▸ Work to be completed
Using the data below, copy every line that contains the word "Temp".

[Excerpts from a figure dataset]
....
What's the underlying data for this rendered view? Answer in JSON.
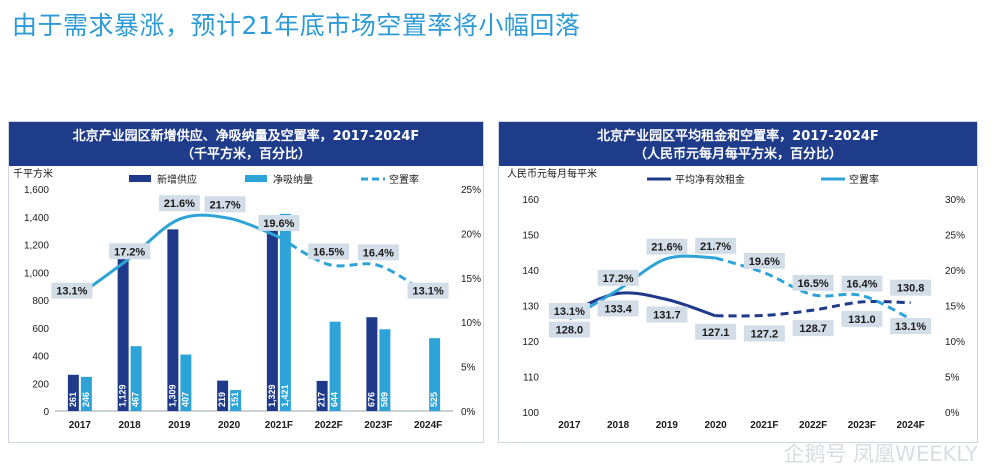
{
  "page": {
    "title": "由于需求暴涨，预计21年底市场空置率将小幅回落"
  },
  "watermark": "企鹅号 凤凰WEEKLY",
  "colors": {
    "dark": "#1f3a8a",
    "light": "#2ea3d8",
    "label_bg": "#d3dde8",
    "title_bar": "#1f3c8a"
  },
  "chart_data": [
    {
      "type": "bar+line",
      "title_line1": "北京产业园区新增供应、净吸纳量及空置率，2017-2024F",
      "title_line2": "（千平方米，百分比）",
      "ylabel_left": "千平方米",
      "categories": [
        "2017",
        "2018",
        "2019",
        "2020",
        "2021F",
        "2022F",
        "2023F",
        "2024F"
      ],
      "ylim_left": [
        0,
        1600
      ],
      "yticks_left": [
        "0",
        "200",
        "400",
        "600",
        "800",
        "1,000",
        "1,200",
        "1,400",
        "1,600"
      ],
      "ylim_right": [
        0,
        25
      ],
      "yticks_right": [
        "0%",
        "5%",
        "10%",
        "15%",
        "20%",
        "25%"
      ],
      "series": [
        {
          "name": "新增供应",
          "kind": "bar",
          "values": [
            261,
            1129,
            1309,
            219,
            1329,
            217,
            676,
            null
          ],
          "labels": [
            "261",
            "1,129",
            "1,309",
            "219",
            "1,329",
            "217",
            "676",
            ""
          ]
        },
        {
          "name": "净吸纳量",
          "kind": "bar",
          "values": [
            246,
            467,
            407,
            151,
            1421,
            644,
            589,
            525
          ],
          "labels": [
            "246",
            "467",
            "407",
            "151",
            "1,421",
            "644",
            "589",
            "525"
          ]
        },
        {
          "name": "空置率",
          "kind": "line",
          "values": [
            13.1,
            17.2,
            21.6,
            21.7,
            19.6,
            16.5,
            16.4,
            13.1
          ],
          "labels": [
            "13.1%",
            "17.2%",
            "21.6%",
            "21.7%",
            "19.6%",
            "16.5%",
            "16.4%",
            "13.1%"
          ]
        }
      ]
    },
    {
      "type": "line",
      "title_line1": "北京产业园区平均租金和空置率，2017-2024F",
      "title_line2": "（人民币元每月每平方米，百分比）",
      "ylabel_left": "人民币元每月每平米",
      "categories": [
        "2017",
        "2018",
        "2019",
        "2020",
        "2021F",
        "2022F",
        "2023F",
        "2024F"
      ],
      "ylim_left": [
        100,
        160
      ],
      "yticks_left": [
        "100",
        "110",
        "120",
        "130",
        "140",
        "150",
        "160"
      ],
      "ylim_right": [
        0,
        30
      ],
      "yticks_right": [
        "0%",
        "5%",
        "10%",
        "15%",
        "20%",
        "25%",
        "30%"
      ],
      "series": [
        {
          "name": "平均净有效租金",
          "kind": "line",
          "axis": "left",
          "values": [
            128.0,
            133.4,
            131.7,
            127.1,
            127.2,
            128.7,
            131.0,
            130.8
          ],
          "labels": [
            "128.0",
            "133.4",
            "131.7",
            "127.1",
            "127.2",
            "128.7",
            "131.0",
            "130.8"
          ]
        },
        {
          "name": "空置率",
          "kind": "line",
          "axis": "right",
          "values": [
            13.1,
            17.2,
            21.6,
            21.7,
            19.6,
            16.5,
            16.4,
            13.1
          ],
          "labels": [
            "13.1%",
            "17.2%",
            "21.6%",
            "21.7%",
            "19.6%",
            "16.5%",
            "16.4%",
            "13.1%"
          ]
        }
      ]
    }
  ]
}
....
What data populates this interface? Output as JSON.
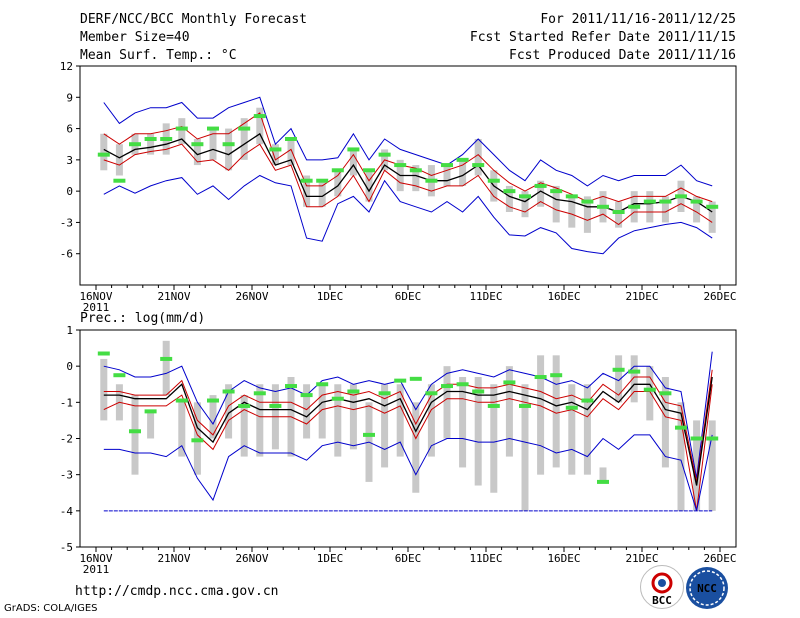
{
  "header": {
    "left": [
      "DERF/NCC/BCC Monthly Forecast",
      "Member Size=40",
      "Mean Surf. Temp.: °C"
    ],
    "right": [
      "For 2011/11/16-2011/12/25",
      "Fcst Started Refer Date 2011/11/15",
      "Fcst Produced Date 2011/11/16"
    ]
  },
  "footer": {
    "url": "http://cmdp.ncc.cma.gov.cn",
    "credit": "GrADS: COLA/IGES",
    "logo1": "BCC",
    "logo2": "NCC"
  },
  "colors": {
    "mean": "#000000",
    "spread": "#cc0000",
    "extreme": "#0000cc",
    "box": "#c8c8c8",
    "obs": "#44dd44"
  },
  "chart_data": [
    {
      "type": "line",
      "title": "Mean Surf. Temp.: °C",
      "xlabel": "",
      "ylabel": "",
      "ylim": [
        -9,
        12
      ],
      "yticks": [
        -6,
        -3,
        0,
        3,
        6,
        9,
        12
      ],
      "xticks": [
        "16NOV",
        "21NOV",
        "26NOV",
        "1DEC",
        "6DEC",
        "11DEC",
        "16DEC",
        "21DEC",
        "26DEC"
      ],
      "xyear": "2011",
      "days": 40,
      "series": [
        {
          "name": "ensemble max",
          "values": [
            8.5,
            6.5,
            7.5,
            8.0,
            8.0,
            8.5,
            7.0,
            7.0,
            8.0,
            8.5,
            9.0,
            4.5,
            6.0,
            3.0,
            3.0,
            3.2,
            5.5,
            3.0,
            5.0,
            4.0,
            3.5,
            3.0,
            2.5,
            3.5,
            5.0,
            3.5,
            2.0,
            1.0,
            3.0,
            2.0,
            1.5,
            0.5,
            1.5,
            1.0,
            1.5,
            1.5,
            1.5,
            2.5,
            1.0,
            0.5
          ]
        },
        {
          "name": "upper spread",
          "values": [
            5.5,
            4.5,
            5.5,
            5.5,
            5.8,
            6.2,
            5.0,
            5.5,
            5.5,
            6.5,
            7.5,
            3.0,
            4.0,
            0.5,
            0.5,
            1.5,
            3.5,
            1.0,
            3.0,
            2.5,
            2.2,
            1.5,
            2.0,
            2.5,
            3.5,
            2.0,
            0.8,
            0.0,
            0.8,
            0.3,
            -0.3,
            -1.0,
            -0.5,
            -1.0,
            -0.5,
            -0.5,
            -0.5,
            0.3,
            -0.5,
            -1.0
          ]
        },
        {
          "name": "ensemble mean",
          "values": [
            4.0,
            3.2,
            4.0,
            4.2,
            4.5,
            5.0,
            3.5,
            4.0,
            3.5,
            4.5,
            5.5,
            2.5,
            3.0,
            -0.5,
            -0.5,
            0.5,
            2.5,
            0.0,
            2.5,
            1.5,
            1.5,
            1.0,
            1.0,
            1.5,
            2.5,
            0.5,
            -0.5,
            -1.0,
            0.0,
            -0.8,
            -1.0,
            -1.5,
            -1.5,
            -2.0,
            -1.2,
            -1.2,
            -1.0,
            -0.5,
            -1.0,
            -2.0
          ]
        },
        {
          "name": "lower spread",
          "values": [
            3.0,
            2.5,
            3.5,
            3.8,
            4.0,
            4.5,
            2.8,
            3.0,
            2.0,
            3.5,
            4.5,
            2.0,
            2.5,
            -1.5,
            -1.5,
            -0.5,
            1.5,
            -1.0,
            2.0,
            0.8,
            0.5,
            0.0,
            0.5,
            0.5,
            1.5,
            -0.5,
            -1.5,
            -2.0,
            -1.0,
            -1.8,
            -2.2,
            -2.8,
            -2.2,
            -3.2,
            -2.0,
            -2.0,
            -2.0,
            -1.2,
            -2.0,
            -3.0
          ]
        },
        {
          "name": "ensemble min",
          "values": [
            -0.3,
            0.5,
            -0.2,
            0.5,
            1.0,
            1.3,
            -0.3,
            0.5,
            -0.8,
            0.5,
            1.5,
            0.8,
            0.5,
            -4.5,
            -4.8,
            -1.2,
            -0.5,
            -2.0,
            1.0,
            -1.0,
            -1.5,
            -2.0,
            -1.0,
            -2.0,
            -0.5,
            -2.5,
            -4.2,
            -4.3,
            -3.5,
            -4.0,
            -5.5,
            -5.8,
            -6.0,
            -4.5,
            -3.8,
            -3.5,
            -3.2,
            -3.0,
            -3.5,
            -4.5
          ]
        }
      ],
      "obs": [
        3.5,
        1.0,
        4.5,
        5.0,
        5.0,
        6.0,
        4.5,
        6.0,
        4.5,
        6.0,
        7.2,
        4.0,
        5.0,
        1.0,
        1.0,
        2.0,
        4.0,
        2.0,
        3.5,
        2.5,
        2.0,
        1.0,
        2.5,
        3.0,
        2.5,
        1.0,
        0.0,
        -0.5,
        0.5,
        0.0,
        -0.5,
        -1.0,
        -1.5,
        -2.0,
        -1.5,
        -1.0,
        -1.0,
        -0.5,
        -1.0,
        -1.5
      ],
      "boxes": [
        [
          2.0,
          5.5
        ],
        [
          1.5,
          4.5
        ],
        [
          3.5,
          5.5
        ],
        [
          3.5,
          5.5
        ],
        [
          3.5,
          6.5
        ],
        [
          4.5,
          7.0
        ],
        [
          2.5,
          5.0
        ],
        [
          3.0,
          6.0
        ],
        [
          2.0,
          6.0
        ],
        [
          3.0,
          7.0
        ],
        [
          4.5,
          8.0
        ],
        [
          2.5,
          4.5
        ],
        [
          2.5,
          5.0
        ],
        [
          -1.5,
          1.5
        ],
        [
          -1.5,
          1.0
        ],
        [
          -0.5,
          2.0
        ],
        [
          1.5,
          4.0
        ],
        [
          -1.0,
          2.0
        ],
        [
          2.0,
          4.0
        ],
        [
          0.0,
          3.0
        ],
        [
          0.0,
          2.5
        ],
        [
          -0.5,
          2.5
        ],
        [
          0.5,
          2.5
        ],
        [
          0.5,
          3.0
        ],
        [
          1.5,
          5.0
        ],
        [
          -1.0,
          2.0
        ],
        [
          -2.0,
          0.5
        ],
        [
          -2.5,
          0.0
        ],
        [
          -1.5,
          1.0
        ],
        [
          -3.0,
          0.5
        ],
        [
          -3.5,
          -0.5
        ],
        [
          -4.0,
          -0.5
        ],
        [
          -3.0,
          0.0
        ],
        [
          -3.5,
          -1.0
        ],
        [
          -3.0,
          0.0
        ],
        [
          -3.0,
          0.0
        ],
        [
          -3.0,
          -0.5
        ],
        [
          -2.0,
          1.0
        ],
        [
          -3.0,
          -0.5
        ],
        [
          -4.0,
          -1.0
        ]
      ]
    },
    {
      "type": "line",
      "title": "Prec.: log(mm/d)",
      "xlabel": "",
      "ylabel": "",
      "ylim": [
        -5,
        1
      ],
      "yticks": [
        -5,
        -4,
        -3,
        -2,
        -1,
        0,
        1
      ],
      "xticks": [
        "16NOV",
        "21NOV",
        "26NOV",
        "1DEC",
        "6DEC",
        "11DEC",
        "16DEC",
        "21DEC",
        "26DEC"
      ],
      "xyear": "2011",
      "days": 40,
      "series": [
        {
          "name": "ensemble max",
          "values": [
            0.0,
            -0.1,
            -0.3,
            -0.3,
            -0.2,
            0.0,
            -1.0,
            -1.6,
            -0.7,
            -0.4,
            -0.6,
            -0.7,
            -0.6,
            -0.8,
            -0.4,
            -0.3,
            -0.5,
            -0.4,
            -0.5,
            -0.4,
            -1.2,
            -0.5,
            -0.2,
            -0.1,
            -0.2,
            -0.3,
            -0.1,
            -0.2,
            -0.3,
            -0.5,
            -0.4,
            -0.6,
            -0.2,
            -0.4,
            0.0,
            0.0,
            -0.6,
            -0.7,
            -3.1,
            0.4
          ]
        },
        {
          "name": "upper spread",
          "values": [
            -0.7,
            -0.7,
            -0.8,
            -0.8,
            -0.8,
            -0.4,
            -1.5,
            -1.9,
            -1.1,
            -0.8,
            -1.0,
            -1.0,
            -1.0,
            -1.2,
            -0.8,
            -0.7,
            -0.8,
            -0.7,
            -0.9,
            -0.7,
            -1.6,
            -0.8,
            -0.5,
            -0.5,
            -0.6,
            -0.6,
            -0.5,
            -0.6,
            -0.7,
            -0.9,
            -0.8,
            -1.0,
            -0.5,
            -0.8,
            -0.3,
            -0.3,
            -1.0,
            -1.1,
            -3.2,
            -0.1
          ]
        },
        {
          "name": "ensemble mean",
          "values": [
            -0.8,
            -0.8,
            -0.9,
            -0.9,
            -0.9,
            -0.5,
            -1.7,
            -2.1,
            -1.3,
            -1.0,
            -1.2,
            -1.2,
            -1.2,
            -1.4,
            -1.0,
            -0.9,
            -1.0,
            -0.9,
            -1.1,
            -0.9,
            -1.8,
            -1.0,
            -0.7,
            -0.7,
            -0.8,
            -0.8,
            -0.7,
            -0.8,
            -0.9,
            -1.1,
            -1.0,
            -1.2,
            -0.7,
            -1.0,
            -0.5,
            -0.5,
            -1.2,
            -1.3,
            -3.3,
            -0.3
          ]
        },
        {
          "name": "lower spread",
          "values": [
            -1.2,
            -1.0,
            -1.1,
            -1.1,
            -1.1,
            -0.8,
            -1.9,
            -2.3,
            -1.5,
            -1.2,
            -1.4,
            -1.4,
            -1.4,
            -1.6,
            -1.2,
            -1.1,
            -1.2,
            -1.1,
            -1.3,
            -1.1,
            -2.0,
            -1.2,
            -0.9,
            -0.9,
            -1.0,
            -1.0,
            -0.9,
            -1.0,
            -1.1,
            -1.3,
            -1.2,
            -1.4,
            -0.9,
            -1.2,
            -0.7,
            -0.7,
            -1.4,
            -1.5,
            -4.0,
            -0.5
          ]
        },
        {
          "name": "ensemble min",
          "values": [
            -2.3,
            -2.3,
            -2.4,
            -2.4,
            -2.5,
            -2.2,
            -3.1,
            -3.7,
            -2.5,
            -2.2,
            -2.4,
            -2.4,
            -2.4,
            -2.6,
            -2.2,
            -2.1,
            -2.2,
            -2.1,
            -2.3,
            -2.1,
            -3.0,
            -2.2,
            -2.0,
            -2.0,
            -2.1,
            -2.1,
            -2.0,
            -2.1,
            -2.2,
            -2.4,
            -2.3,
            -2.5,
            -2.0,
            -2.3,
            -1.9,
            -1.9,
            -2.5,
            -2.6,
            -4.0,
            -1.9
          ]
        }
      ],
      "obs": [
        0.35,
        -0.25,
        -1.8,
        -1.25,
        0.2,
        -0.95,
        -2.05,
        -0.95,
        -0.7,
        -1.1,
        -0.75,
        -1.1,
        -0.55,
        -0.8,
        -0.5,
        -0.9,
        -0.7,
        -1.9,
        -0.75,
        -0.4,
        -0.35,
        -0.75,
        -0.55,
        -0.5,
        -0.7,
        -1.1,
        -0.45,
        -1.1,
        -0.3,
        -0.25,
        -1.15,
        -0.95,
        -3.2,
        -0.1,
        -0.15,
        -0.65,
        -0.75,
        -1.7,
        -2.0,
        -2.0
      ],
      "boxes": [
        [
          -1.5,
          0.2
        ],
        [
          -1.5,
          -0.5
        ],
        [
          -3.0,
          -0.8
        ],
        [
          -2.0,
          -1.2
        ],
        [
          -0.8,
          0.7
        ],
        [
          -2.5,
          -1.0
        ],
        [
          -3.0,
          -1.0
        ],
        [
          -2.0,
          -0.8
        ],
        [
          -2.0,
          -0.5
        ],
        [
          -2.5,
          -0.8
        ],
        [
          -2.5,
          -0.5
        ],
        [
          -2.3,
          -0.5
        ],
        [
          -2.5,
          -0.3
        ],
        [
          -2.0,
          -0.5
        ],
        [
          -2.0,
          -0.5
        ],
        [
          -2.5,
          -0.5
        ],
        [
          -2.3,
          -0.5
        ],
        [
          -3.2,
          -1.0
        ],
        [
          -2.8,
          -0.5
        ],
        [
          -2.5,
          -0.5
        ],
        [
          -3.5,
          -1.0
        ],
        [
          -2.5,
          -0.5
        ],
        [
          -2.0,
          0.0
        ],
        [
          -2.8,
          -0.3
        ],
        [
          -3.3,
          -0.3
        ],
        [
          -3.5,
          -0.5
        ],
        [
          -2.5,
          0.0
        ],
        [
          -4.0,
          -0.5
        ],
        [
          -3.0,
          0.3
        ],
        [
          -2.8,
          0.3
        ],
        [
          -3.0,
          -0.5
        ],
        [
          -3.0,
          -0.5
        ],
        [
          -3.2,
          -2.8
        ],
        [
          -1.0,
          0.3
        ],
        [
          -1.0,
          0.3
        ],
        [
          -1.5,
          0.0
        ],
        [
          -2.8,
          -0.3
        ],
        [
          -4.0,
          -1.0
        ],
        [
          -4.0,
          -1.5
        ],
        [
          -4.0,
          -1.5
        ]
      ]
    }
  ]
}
....
▸ Task solution
      "Mean Surf. Temp.: °C"
      "title": "Mean Surf. Temp.: °C",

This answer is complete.